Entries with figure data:
--------------------

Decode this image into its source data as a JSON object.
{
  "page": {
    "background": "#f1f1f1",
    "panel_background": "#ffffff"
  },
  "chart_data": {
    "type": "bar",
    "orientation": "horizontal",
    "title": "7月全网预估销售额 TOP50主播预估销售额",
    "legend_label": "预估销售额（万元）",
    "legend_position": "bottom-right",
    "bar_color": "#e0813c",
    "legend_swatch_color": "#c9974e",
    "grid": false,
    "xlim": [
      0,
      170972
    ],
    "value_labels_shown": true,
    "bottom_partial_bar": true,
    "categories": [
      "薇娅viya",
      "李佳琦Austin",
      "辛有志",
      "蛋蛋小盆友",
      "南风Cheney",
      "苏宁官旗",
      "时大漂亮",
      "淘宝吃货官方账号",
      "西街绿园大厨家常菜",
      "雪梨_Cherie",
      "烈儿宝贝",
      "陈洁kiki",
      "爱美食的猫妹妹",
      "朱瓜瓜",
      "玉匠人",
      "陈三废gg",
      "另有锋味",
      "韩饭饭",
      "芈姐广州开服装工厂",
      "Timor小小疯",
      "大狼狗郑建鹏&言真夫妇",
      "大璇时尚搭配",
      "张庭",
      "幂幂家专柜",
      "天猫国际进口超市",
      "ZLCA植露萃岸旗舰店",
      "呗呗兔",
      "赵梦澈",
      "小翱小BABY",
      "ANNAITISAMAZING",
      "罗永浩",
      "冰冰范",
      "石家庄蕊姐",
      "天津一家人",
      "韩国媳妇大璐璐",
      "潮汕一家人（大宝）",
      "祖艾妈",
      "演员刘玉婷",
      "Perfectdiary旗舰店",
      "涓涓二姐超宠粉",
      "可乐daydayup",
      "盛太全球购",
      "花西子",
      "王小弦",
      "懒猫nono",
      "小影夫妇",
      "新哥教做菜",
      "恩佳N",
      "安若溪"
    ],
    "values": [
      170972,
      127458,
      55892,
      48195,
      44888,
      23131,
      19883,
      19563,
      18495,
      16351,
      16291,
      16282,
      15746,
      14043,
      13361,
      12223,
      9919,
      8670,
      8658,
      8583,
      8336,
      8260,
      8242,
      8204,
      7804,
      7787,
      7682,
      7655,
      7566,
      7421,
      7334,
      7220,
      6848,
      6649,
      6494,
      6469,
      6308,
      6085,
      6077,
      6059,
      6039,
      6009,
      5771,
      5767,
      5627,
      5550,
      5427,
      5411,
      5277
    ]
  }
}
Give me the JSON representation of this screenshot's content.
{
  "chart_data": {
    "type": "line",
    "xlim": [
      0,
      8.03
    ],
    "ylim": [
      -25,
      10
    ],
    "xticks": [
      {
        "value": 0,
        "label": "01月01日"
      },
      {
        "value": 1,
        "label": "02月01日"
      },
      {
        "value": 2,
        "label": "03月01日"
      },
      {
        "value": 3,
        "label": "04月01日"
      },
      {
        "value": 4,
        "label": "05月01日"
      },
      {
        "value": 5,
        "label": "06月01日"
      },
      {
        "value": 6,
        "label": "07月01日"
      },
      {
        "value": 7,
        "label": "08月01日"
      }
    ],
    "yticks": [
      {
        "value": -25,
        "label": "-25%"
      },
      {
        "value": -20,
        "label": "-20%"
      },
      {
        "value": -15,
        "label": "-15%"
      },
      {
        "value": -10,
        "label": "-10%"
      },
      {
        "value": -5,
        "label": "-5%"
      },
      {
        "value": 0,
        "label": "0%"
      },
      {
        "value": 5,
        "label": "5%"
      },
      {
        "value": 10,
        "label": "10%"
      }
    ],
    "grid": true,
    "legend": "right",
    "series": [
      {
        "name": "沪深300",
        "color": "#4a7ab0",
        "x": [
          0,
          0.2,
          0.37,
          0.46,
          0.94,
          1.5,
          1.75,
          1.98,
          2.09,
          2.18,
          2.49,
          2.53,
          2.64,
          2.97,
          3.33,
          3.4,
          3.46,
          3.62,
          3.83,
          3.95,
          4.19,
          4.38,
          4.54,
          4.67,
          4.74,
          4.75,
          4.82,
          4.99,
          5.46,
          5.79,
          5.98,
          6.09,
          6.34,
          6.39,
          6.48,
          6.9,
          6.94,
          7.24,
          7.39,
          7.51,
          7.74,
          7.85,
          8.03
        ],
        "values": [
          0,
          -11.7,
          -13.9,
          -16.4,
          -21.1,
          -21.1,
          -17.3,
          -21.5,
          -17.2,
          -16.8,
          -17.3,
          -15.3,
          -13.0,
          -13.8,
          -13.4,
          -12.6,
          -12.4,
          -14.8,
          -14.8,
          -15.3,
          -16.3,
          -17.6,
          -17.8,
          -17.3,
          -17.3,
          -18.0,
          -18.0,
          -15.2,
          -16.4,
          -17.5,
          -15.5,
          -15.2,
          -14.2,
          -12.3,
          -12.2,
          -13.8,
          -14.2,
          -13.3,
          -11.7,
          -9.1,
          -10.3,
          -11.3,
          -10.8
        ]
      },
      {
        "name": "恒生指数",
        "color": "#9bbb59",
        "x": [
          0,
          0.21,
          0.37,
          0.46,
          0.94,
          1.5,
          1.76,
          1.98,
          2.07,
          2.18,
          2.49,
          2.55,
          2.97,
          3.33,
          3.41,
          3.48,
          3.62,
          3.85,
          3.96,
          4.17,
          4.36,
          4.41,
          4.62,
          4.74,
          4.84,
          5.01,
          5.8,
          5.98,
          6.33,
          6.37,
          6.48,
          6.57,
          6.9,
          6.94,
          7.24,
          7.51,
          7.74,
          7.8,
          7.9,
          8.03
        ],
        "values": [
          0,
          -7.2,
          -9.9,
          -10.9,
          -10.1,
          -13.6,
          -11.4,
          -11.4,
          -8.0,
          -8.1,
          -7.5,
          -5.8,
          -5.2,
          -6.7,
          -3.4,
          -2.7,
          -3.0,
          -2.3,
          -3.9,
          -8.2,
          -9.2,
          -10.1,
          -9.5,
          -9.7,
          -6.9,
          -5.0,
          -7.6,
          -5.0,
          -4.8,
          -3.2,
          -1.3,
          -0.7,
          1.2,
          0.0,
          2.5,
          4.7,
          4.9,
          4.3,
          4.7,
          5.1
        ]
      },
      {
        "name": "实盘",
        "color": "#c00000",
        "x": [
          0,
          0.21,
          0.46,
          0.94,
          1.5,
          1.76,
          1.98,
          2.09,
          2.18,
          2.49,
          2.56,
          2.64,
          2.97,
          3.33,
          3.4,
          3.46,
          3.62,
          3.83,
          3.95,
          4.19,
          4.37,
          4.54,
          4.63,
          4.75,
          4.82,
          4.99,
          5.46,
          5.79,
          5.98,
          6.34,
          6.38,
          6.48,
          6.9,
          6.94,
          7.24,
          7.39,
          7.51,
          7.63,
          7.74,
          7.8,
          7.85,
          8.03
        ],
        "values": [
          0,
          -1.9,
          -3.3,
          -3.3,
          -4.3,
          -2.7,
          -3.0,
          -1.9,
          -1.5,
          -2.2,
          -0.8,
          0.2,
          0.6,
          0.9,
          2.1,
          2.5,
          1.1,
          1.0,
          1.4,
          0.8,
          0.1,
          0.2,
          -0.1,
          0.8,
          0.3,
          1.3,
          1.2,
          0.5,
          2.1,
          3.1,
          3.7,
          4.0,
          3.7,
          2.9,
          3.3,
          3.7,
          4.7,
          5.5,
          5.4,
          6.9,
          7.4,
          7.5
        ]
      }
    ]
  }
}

--------------------

Exercise task: Above are the records; retype every one exactly.

Expected answer:
Decode this image into its source data as a JSON object.
{
  "page": {
    "background": "#f1f1f1",
    "panel_background": "#ffffff"
  },
  "chart_data": {
    "type": "bar",
    "orientation": "horizontal",
    "title": "7月全网预估销售额 TOP50主播预估销售额",
    "legend_label": "预估销售额（万元）",
    "legend_position": "bottom-right",
    "bar_color": "#e0813c",
    "legend_swatch_color": "#c9974e",
    "grid": false,
    "xlim": [
      0,
      170972
    ],
    "value_labels_shown": true,
    "bottom_partial_bar": true,
    "categories": [
      "薇娅viya",
      "李佳琦Austin",
      "辛有志",
      "蛋蛋小盆友",
      "南风Cheney",
      "苏宁官旗",
      "时大漂亮",
      "淘宝吃货官方账号",
      "西街绿园大厨家常菜",
      "雪梨_Cherie",
      "烈儿宝贝",
      "陈洁kiki",
      "爱美食的猫妹妹",
      "朱瓜瓜",
      "玉匠人",
      "陈三废gg",
      "另有锋味",
      "韩饭饭",
      "芈姐广州开服装工厂",
      "Timor小小疯",
      "大狼狗郑建鹏&言真夫妇",
      "大璇时尚搭配",
      "张庭",
      "幂幂家专柜",
      "天猫国际进口超市",
      "ZLCA植露萃岸旗舰店",
      "呗呗兔",
      "赵梦澈",
      "小翱小BABY",
      "ANNAITISAMAZING",
      "罗永浩",
      "冰冰范",
      "石家庄蕊姐",
      "天津一家人",
      "韩国媳妇大璐璐",
      "潮汕一家人（大宝）",
      "祖艾妈",
      "演员刘玉婷",
      "Perfectdiary旗舰店",
      "涓涓二姐超宠粉",
      "可乐daydayup",
      "盛太全球购",
      "花西子",
      "王小弦",
      "懒猫nono",
      "小影夫妇",
      "新哥教做菜",
      "恩佳N",
      "安若溪"
    ],
    "values": [
      170972,
      127458,
      55892,
      48195,
      44888,
      23131,
      19883,
      19563,
      18495,
      16351,
      16291,
      16282,
      15746,
      14043,
      13361,
      12223,
      9919,
      8670,
      8658,
      8583,
      8336,
      8260,
      8242,
      8204,
      7804,
      7787,
      7682,
      7655,
      7566,
      7421,
      7334,
      7220,
      6848,
      6649,
      6494,
      6469,
      6308,
      6085,
      6077,
      6059,
      6039,
      6009,
      5771,
      5767,
      5627,
      5550,
      5427,
      5411,
      5277
    ]
  }
}
Give me the JSON representation of this screenshot's content.
{
  "chart_data": {
    "type": "line",
    "xlim": [
      0,
      8.03
    ],
    "ylim": [
      -25,
      10
    ],
    "xticks": [
      {
        "value": 0,
        "label": "01月01日"
      },
      {
        "value": 1,
        "label": "02月01日"
      },
      {
        "value": 2,
        "label": "03月01日"
      },
      {
        "value": 3,
        "label": "04月01日"
      },
      {
        "value": 4,
        "label": "05月01日"
      },
      {
        "value": 5,
        "label": "06月01日"
      },
      {
        "value": 6,
        "label": "07月01日"
      },
      {
        "value": 7,
        "label": "08月01日"
      }
    ],
    "yticks": [
      {
        "value": -25,
        "label": "-25%"
      },
      {
        "value": -20,
        "label": "-20%"
      },
      {
        "value": -15,
        "label": "-15%"
      },
      {
        "value": -10,
        "label": "-10%"
      },
      {
        "value": -5,
        "label": "-5%"
      },
      {
        "value": 0,
        "label": "0%"
      },
      {
        "value": 5,
        "label": "5%"
      },
      {
        "value": 10,
        "label": "10%"
      }
    ],
    "grid": true,
    "legend": "right",
    "series": [
      {
        "name": "沪深300",
        "color": "#4a7ab0",
        "x": [
          0,
          0.2,
          0.37,
          0.46,
          0.94,
          1.5,
          1.75,
          1.98,
          2.09,
          2.18,
          2.49,
          2.53,
          2.64,
          2.97,
          3.33,
          3.4,
          3.46,
          3.62,
          3.83,
          3.95,
          4.19,
          4.38,
          4.54,
          4.67,
          4.74,
          4.75,
          4.82,
          4.99,
          5.46,
          5.79,
          5.98,
          6.09,
          6.34,
          6.39,
          6.48,
          6.9,
          6.94,
          7.24,
          7.39,
          7.51,
          7.74,
          7.85,
          8.03
        ],
        "values": [
          0,
          -11.7,
          -13.9,
          -16.4,
          -21.1,
          -21.1,
          -17.3,
          -21.5,
          -17.2,
          -16.8,
          -17.3,
          -15.3,
          -13.0,
          -13.8,
          -13.4,
          -12.6,
          -12.4,
          -14.8,
          -14.8,
          -15.3,
          -16.3,
          -17.6,
          -17.8,
          -17.3,
          -17.3,
          -18.0,
          -18.0,
          -15.2,
          -16.4,
          -17.5,
          -15.5,
          -15.2,
          -14.2,
          -12.3,
          -12.2,
          -13.8,
          -14.2,
          -13.3,
          -11.7,
          -9.1,
          -10.3,
          -11.3,
          -10.8
        ]
      },
      {
        "name": "恒生指数",
        "color": "#9bbb59",
        "x": [
          0,
          0.21,
          0.37,
          0.46,
          0.94,
          1.5,
          1.76,
          1.98,
          2.07,
          2.18,
          2.49,
          2.55,
          2.97,
          3.33,
          3.41,
          3.48,
          3.62,
          3.85,
          3.96,
          4.17,
          4.36,
          4.41,
          4.62,
          4.74,
          4.84,
          5.01,
          5.8,
          5.98,
          6.33,
          6.37,
          6.48,
          6.57,
          6.9,
          6.94,
          7.24,
          7.51,
          7.74,
          7.8,
          7.9,
          8.03
        ],
        "values": [
          0,
          -7.2,
          -9.9,
          -10.9,
          -10.1,
          -13.6,
          -11.4,
          -11.4,
          -8.0,
          -8.1,
          -7.5,
          -5.8,
          -5.2,
          -6.7,
          -3.4,
          -2.7,
          -3.0,
          -2.3,
          -3.9,
          -8.2,
          -9.2,
          -10.1,
          -9.5,
          -9.7,
          -6.9,
          -5.0,
          -7.6,
          -5.0,
          -4.8,
          -3.2,
          -1.3,
          -0.7,
          1.2,
          0.0,
          2.5,
          4.7,
          4.9,
          4.3,
          4.7,
          5.1
        ]
      },
      {
        "name": "实盘",
        "color": "#c00000",
        "x": [
          0,
          0.21,
          0.46,
          0.94,
          1.5,
          1.76,
          1.98,
          2.09,
          2.18,
          2.49,
          2.56,
          2.64,
          2.97,
          3.33,
          3.4,
          3.46,
          3.62,
          3.83,
          3.95,
          4.19,
          4.37,
          4.54,
          4.63,
          4.75,
          4.82,
          4.99,
          5.46,
          5.79,
          5.98,
          6.34,
          6.38,
          6.48,
          6.9,
          6.94,
          7.24,
          7.39,
          7.51,
          7.63,
          7.74,
          7.8,
          7.85,
          8.03
        ],
        "values": [
          0,
          -1.9,
          -3.3,
          -3.3,
          -4.3,
          -2.7,
          -3.0,
          -1.9,
          -1.5,
          -2.2,
          -0.8,
          0.2,
          0.6,
          0.9,
          2.1,
          2.5,
          1.1,
          1.0,
          1.4,
          0.8,
          0.1,
          0.2,
          -0.1,
          0.8,
          0.3,
          1.3,
          1.2,
          0.5,
          2.1,
          3.1,
          3.7,
          4.0,
          3.7,
          2.9,
          3.3,
          3.7,
          4.7,
          5.5,
          5.4,
          6.9,
          7.4,
          7.5
        ]
      }
    ]
  }
}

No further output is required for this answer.